### PROBLEM STATEMENT
Locate the string "先思考递归方式和出口" throughout the material and copy every line in which it occurs.

### STORED RECORDS
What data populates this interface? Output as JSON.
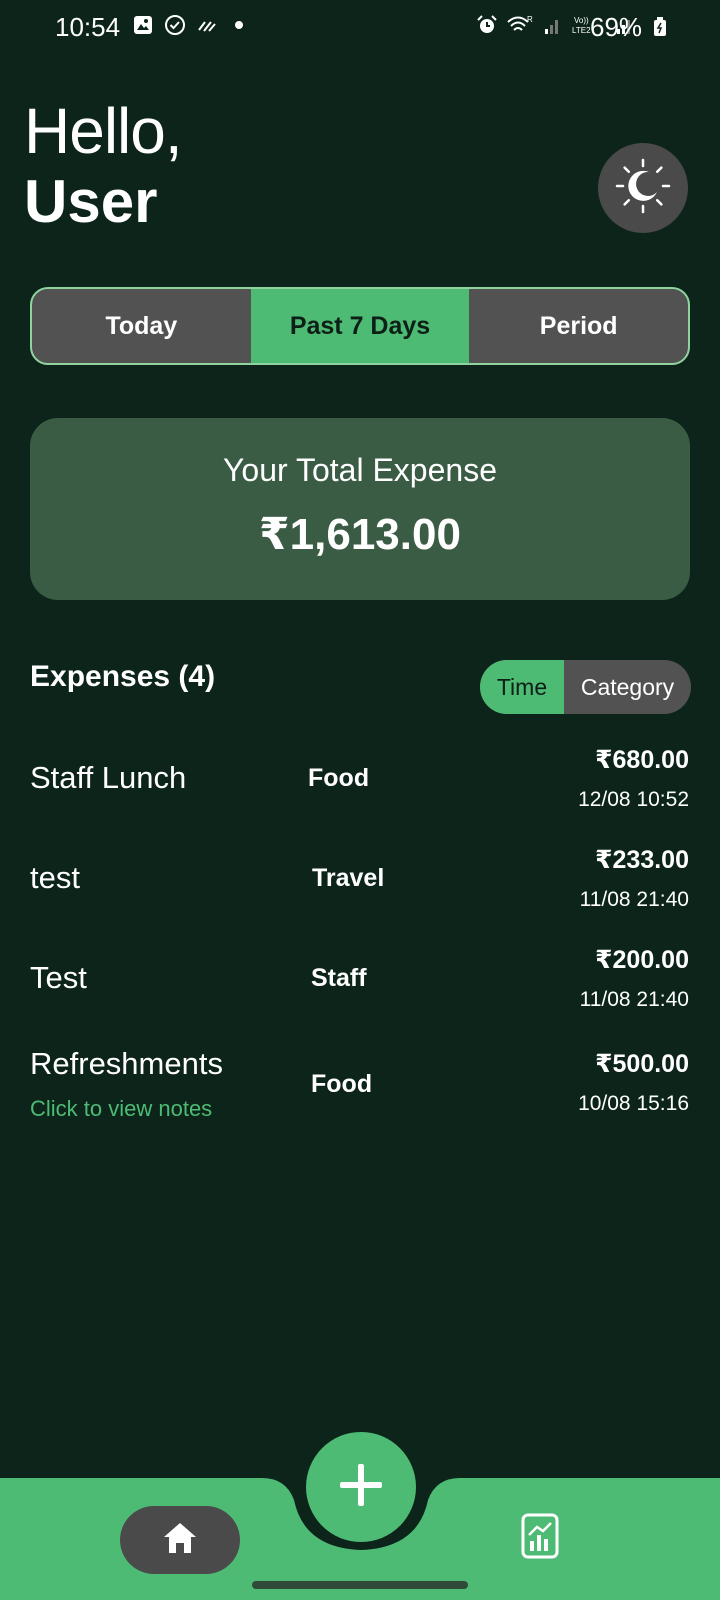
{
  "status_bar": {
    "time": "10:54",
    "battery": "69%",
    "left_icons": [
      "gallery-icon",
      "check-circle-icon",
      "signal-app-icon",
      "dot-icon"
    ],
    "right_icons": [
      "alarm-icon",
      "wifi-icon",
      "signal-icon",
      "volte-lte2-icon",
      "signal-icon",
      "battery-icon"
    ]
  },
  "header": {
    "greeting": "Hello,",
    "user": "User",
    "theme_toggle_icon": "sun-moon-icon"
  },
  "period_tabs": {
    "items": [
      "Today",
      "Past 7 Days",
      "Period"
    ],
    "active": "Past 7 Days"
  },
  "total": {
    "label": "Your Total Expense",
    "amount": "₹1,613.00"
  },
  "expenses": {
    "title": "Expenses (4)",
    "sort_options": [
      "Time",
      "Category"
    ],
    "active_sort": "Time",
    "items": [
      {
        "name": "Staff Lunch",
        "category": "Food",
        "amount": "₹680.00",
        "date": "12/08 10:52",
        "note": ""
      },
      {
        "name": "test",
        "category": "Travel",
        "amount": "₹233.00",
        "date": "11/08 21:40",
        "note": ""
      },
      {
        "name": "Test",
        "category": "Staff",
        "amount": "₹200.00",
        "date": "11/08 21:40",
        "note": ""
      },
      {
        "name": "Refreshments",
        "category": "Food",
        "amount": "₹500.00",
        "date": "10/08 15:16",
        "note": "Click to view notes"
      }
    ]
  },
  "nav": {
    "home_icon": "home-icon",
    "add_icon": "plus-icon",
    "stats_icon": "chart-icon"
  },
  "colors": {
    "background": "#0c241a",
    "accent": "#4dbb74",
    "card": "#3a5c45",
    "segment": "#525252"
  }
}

==

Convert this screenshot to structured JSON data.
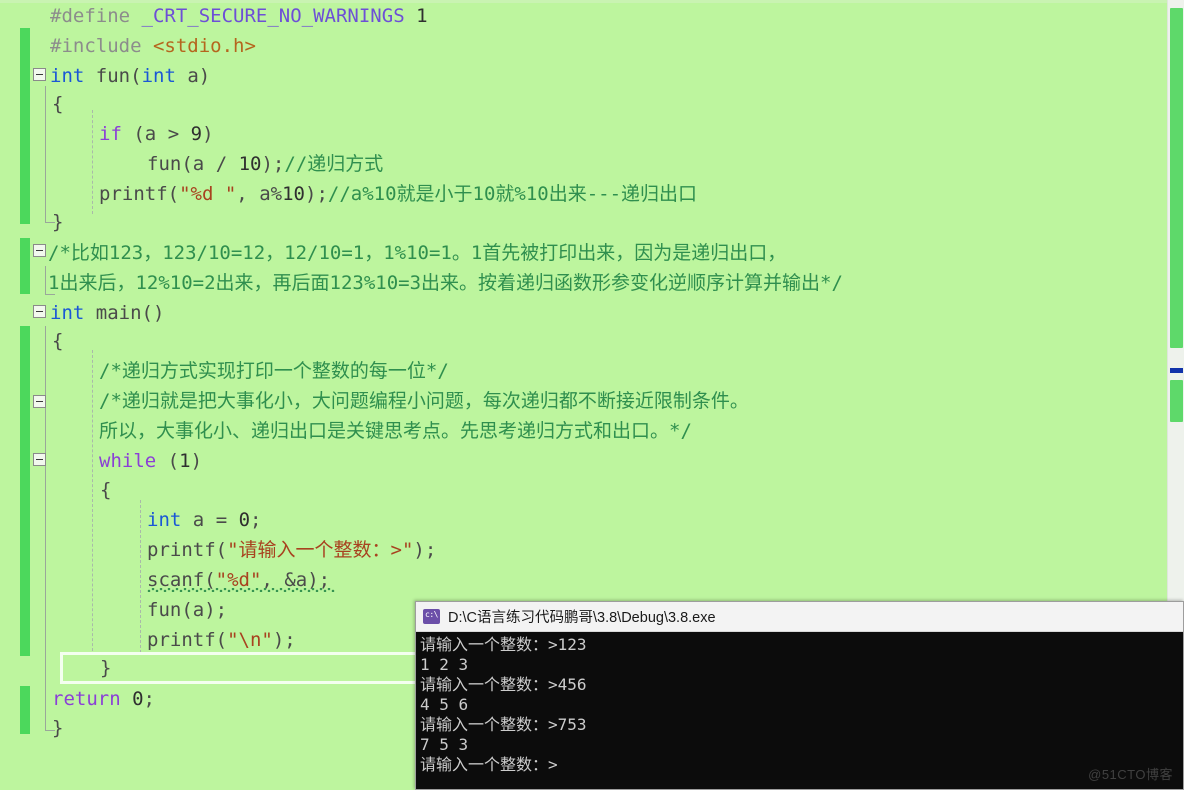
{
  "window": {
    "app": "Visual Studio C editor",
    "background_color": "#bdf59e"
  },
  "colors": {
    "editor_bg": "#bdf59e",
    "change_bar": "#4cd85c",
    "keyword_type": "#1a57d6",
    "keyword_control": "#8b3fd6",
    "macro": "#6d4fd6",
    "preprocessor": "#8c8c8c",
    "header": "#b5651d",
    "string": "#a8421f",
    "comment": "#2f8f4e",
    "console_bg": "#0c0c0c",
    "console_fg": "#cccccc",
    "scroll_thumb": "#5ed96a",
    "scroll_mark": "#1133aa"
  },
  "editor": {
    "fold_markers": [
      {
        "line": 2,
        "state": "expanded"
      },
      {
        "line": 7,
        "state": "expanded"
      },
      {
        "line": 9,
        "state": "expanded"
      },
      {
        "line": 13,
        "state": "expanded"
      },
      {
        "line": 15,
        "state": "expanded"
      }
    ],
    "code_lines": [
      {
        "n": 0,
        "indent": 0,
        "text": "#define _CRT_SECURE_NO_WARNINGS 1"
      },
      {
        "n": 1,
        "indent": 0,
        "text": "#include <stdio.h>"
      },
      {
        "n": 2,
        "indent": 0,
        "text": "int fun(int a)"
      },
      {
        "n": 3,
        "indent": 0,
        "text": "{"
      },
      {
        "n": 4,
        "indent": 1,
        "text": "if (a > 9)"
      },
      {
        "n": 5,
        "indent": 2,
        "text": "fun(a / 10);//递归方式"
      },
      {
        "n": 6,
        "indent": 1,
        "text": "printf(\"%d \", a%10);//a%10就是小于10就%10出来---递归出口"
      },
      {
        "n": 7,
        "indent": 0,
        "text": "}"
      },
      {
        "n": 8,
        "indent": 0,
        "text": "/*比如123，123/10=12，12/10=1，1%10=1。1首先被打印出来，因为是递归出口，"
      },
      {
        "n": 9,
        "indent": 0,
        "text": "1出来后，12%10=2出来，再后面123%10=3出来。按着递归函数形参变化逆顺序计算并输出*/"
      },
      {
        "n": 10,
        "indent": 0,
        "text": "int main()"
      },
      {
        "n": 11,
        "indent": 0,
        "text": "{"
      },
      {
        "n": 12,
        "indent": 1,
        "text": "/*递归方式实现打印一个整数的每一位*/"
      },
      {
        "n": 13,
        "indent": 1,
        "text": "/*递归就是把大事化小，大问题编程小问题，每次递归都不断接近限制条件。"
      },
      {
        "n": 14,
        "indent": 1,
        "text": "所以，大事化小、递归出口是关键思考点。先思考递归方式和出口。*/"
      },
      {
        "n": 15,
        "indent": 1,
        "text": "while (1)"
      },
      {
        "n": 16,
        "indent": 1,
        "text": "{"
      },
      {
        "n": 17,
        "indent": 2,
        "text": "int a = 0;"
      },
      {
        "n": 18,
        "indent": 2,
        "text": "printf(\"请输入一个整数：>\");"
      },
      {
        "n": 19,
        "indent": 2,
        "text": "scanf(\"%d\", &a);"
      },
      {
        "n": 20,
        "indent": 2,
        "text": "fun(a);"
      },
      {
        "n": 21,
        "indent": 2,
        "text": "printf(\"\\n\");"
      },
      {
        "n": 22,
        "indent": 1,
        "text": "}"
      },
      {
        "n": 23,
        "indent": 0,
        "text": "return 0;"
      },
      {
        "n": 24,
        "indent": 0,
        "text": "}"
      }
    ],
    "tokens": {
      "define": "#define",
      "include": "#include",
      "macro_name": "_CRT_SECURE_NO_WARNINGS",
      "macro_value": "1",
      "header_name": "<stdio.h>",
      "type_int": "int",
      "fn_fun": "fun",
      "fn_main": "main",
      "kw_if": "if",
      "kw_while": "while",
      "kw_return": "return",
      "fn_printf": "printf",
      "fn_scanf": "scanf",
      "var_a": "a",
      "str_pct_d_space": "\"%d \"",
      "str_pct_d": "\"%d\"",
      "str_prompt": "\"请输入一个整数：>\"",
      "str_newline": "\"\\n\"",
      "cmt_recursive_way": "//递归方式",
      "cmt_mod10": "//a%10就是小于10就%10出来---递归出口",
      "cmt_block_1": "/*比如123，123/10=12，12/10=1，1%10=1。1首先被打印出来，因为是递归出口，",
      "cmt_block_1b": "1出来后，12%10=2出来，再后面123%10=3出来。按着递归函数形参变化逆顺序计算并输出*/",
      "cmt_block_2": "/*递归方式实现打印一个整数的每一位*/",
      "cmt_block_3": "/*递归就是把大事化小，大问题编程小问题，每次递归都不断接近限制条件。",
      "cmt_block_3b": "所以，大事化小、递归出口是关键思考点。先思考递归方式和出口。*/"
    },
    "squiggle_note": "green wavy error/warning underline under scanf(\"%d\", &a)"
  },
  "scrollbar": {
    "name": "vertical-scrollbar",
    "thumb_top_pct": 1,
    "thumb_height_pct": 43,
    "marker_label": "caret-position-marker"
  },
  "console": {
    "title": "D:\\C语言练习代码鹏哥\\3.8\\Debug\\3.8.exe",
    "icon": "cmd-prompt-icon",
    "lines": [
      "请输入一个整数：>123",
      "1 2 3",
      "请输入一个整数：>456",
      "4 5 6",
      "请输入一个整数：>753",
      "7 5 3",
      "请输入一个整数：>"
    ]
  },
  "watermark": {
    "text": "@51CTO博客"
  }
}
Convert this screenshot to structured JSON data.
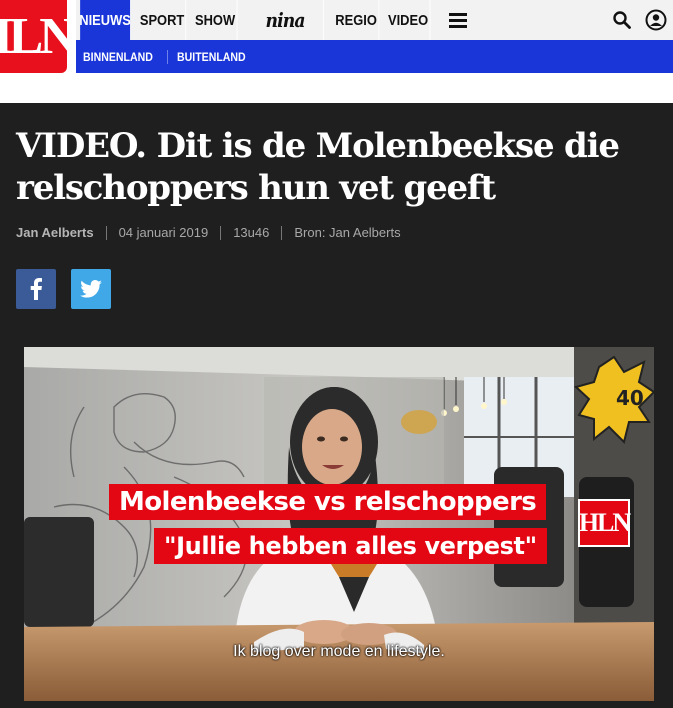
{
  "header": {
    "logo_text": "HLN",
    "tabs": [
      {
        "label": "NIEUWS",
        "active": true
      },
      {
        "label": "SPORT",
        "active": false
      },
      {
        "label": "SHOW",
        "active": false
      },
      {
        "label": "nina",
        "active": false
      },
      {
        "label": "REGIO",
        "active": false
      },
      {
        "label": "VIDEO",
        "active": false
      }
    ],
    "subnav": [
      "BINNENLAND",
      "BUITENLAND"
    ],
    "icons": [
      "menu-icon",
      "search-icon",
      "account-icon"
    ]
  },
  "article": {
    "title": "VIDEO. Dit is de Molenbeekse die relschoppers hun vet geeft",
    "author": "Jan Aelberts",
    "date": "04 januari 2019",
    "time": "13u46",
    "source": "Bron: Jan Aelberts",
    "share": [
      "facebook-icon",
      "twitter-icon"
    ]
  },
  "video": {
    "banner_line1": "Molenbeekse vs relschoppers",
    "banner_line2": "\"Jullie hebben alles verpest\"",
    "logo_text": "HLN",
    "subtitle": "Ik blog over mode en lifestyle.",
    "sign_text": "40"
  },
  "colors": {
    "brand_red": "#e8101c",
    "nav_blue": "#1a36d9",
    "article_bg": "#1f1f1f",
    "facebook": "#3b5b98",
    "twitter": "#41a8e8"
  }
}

==

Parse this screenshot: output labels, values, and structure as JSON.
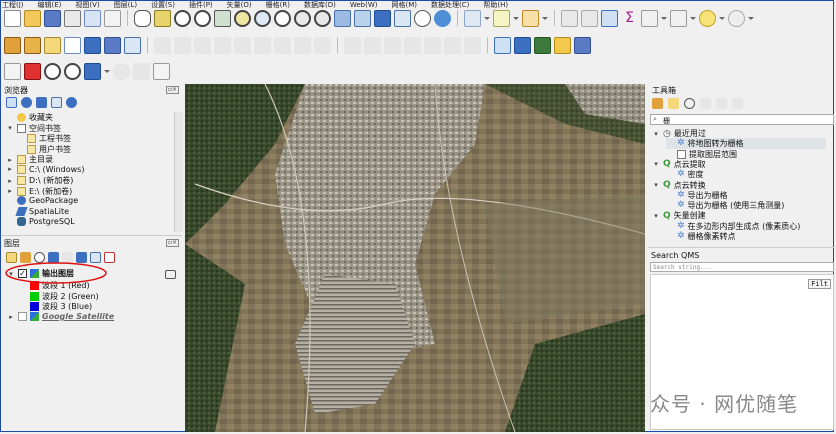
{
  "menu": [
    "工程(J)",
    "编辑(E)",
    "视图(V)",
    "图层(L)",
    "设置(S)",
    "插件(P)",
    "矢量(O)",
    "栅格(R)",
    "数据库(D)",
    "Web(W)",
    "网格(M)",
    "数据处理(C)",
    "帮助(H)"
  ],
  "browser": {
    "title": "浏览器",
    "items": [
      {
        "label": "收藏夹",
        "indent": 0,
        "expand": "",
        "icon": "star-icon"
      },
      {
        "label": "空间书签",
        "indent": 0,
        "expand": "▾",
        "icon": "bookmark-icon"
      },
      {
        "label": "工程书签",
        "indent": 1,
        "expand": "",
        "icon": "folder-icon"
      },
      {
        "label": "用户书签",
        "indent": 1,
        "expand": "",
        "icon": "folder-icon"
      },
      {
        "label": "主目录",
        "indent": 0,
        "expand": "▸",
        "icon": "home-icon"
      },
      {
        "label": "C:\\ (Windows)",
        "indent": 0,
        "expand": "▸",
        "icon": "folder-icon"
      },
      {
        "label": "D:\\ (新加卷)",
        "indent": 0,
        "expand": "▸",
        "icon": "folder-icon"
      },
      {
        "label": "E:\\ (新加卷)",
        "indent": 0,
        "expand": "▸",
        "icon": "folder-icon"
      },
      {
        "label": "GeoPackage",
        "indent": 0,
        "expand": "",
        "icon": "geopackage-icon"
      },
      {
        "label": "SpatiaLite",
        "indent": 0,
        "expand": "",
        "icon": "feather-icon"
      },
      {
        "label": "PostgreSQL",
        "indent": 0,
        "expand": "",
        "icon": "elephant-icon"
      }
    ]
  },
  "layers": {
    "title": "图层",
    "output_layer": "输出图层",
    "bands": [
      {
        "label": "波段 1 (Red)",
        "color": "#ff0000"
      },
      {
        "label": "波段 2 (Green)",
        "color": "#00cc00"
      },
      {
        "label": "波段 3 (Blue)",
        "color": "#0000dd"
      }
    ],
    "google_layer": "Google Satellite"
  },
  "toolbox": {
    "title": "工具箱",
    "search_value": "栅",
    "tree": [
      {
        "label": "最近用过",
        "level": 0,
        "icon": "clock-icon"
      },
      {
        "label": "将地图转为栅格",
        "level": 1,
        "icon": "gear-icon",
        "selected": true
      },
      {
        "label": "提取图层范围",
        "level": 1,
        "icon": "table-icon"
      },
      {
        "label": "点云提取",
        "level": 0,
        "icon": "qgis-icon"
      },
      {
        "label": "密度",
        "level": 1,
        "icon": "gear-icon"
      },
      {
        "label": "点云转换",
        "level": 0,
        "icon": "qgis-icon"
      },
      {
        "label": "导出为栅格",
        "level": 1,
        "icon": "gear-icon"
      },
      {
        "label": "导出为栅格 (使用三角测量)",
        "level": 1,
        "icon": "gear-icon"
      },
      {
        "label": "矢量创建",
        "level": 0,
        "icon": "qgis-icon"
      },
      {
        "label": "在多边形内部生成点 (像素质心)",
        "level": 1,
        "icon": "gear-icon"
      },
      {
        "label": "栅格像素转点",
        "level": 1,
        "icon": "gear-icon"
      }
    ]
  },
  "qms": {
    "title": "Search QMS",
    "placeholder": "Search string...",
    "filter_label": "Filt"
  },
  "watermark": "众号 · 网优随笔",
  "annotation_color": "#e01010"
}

### REPLY
        "text": "所以，大事化小、递归出口是关键思考点。先思考递归方式和出口。*/"
      "cmt_block_3b": "所以，大事化小、递归出口是关键思考点。先思考递归方式和出口。*/"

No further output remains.